◆ **Work to be completed**
Only a number is wanted: how many lines in these records contain the word "screenshot"?
──────── Material ────────
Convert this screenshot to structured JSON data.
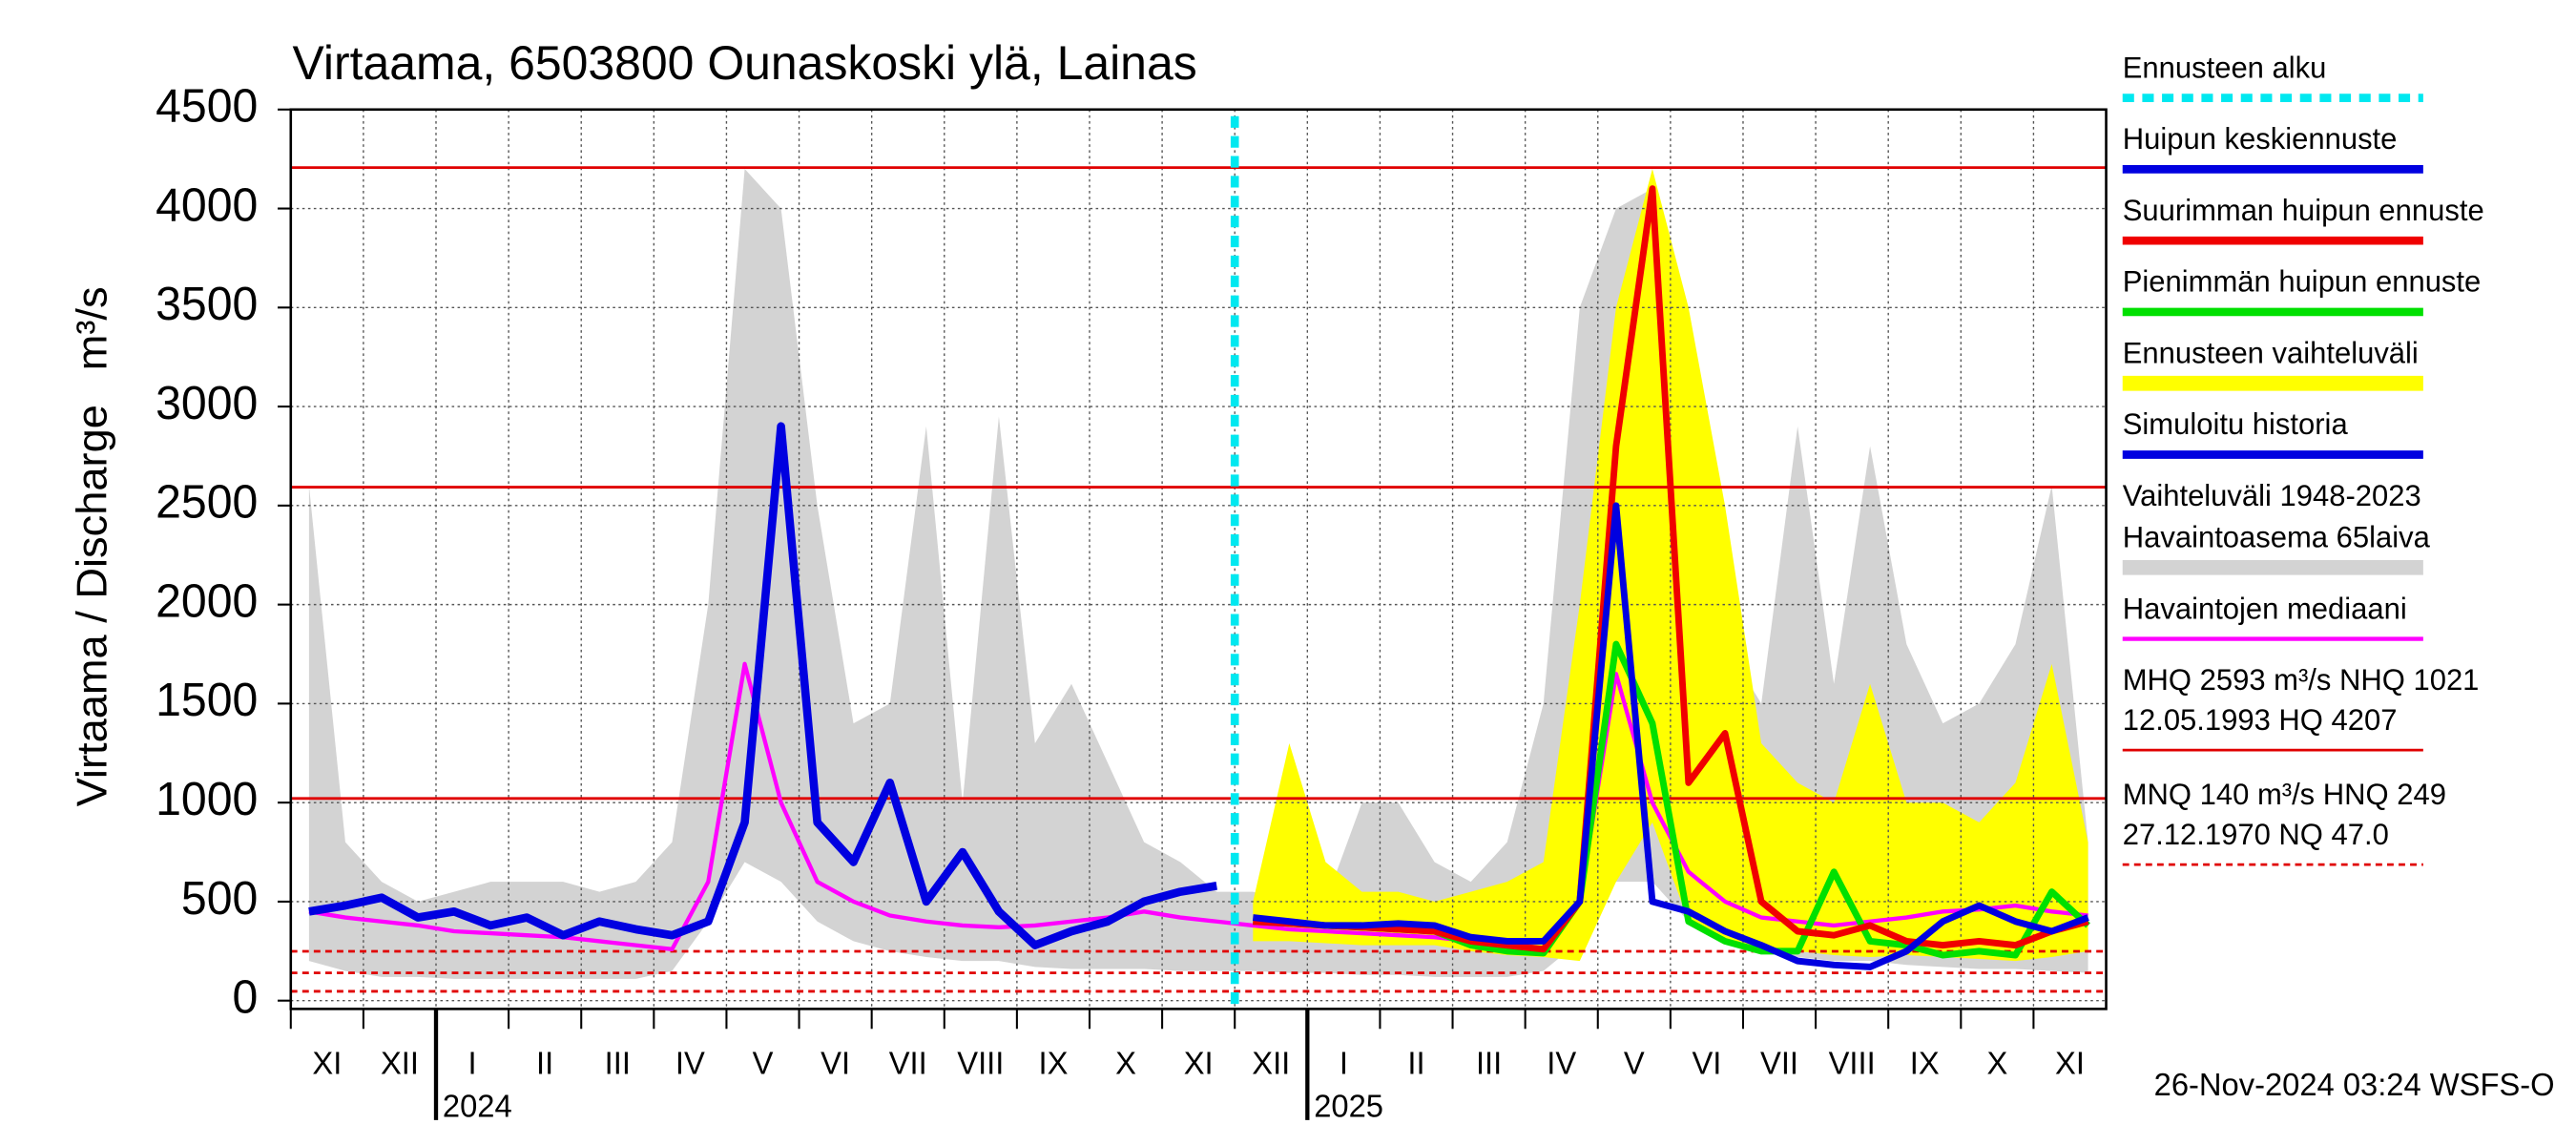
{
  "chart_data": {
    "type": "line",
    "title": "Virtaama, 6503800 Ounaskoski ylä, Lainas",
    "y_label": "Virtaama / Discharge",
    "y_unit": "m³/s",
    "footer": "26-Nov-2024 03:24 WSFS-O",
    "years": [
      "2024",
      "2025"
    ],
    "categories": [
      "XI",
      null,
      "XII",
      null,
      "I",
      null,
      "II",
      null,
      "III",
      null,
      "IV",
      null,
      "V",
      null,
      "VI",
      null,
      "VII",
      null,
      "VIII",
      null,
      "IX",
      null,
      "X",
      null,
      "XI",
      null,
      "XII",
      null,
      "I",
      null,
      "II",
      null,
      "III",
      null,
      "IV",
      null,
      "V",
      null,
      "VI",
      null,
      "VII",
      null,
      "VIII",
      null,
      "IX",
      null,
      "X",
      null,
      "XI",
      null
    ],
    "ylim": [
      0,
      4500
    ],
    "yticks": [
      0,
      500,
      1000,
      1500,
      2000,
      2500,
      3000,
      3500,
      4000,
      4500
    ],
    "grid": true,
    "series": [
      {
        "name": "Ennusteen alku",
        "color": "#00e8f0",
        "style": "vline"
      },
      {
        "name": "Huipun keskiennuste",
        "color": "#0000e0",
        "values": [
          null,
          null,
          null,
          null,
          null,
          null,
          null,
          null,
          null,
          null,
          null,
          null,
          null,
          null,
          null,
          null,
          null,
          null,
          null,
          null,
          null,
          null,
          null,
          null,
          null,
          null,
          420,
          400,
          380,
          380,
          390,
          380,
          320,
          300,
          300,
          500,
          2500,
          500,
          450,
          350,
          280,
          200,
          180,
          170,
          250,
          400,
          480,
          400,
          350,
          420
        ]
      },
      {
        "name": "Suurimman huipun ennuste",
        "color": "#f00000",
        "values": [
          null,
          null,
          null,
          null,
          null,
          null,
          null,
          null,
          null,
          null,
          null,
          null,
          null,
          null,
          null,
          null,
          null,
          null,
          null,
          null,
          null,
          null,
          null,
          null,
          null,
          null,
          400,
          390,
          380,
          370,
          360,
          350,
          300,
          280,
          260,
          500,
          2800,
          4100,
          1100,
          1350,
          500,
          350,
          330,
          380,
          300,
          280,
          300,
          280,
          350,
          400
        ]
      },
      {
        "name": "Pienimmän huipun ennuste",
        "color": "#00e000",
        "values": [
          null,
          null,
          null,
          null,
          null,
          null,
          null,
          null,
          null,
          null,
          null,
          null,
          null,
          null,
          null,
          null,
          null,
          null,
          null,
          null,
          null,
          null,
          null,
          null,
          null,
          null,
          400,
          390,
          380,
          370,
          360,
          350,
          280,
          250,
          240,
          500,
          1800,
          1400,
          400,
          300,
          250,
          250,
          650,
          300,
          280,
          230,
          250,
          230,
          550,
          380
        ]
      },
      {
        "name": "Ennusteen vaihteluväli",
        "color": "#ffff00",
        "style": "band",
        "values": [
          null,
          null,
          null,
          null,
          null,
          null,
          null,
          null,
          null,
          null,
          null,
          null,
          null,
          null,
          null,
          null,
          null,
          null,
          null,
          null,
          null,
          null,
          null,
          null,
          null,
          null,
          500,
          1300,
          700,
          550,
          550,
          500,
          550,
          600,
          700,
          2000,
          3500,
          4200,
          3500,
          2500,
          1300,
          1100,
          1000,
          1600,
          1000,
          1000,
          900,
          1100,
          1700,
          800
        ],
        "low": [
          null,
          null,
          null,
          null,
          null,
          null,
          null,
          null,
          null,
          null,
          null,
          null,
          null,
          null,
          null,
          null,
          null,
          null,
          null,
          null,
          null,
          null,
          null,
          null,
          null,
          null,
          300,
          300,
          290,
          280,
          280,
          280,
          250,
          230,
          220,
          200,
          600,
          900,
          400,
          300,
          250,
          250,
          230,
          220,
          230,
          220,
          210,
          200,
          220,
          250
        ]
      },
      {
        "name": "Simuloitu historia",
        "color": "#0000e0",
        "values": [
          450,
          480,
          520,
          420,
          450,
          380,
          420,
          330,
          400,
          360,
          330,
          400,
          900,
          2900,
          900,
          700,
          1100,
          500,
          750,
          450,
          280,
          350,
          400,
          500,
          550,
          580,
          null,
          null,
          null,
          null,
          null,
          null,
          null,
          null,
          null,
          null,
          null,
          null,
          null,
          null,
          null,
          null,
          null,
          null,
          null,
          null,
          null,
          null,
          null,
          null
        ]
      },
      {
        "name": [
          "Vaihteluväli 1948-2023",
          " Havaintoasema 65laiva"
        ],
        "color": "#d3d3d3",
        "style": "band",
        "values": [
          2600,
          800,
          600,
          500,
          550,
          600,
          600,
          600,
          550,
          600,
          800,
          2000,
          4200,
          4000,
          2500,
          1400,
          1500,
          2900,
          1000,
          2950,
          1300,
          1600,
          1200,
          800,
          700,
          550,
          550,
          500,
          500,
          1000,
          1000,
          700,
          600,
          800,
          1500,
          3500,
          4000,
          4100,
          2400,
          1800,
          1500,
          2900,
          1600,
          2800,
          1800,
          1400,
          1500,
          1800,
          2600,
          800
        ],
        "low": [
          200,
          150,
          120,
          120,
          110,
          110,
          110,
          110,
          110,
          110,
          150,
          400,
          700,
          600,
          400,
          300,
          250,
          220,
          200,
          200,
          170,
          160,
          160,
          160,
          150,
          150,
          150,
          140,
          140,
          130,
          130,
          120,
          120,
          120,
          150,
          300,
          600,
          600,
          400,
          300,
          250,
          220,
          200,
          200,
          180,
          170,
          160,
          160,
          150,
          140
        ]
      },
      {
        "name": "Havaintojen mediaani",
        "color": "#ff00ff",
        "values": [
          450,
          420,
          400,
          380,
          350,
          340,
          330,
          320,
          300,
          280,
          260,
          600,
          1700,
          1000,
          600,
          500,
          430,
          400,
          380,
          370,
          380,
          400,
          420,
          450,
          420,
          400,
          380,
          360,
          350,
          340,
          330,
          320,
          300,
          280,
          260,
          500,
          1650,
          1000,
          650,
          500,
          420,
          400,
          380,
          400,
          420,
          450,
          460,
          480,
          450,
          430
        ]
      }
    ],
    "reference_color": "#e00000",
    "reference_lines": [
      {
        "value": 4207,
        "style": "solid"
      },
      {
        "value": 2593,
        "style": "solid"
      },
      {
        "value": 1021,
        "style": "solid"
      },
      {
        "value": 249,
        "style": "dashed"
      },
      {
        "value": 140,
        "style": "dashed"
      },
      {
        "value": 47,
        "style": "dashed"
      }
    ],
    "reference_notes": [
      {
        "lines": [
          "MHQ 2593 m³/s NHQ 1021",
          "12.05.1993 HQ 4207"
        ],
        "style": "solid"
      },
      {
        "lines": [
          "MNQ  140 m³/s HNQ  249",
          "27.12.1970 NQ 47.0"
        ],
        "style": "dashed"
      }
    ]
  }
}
────────
──────── Material ────────
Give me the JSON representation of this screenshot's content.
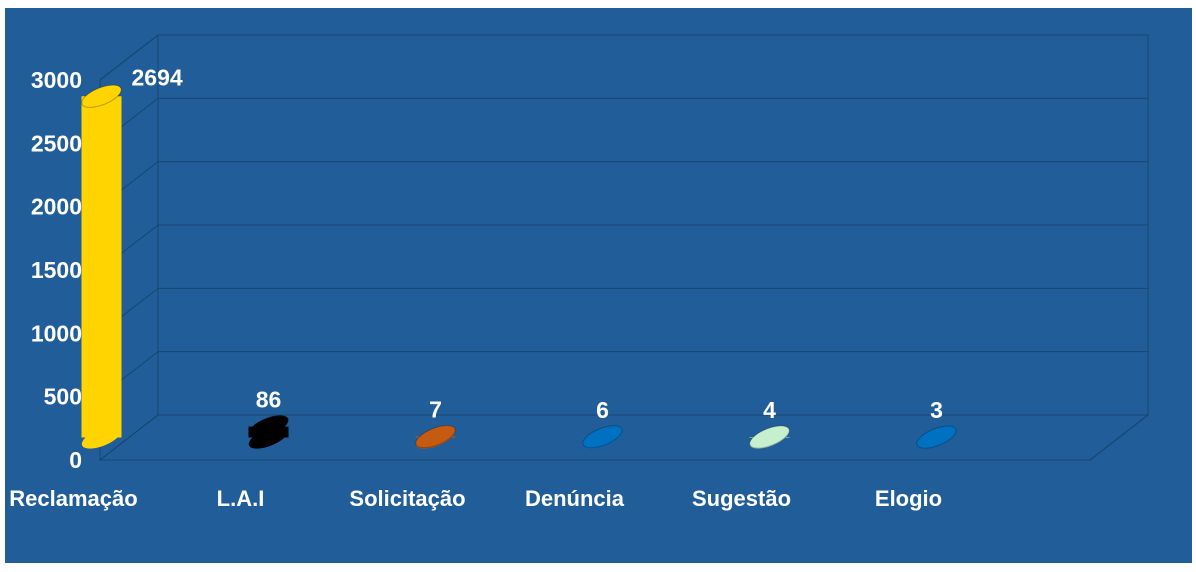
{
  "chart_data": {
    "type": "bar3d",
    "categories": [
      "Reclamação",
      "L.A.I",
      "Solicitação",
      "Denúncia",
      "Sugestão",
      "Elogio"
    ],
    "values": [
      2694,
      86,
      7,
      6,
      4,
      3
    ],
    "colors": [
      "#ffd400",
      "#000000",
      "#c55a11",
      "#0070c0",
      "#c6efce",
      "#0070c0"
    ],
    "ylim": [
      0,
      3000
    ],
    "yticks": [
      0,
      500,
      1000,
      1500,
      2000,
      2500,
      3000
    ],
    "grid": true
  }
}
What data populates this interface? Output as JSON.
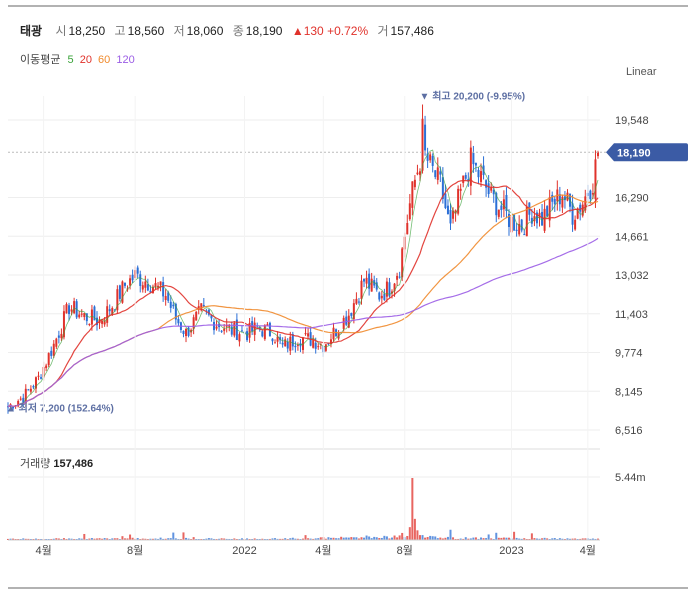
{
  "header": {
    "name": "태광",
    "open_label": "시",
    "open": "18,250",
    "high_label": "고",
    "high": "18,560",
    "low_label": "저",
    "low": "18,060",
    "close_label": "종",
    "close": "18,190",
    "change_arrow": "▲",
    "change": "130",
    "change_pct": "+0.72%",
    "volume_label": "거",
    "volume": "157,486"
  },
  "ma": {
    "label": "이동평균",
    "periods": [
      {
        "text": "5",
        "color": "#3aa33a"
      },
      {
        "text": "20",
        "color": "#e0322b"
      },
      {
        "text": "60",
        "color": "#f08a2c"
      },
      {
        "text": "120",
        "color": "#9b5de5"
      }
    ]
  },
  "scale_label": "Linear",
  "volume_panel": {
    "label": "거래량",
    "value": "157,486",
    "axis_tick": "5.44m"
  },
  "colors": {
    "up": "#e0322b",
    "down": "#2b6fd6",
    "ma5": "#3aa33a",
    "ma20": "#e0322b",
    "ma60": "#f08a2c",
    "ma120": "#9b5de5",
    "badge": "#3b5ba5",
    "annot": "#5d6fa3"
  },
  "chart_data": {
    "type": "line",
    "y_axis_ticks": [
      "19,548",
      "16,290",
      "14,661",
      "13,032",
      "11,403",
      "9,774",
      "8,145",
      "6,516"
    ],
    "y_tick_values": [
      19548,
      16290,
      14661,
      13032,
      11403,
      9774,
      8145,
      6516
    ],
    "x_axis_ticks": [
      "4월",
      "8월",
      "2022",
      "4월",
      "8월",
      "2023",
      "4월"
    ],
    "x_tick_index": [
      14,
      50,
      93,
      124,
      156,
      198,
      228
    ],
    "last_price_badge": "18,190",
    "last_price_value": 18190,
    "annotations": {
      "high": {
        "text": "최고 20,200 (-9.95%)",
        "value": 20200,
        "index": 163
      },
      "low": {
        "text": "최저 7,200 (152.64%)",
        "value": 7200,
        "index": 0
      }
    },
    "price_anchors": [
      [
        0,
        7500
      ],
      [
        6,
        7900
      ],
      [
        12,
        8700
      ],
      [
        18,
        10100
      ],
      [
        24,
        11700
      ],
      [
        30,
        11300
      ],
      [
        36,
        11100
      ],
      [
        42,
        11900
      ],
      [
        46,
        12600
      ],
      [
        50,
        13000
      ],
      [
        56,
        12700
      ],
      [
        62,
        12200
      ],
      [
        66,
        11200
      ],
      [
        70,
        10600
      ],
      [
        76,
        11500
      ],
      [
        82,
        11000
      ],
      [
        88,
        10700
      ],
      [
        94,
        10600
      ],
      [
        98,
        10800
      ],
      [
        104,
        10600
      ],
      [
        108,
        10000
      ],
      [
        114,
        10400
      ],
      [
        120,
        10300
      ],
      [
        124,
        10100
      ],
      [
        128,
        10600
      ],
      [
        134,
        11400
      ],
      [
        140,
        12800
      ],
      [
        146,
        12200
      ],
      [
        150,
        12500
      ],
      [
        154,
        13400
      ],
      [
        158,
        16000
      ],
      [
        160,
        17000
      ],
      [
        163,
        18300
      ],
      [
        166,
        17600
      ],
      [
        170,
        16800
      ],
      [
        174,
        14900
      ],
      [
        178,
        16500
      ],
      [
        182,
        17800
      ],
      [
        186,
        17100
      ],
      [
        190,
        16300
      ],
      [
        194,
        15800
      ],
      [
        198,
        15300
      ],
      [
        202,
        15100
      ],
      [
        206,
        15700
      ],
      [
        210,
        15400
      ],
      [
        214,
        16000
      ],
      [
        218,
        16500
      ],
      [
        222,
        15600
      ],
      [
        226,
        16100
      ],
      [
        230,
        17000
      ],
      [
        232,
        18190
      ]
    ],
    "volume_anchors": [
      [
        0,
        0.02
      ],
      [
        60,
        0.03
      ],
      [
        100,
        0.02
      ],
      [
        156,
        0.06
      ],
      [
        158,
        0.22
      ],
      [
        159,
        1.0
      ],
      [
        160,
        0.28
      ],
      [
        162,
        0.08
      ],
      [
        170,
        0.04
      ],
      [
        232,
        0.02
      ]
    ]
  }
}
────────
◆ **Answer to the problem**
2